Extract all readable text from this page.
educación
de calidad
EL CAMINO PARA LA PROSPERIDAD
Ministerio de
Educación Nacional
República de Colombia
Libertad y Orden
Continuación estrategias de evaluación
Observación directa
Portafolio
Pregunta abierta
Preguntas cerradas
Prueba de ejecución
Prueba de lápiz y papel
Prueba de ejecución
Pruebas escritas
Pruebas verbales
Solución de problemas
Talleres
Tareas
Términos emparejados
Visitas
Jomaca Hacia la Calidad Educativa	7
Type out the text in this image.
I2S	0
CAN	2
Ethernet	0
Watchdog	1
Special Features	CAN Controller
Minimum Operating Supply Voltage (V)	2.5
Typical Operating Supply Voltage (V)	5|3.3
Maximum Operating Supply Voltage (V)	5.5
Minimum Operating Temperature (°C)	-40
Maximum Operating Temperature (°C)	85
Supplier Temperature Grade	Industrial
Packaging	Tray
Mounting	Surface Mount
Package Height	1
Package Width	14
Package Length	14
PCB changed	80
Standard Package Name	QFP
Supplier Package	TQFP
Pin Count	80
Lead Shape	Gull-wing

- - - - -

Short task: In the material above, find the lines that contain "Minimum" and show them.

Solution to this task:
Minimum Operating Supply Voltage (V)	2.5
Minimum Operating Temperature (°C)	-40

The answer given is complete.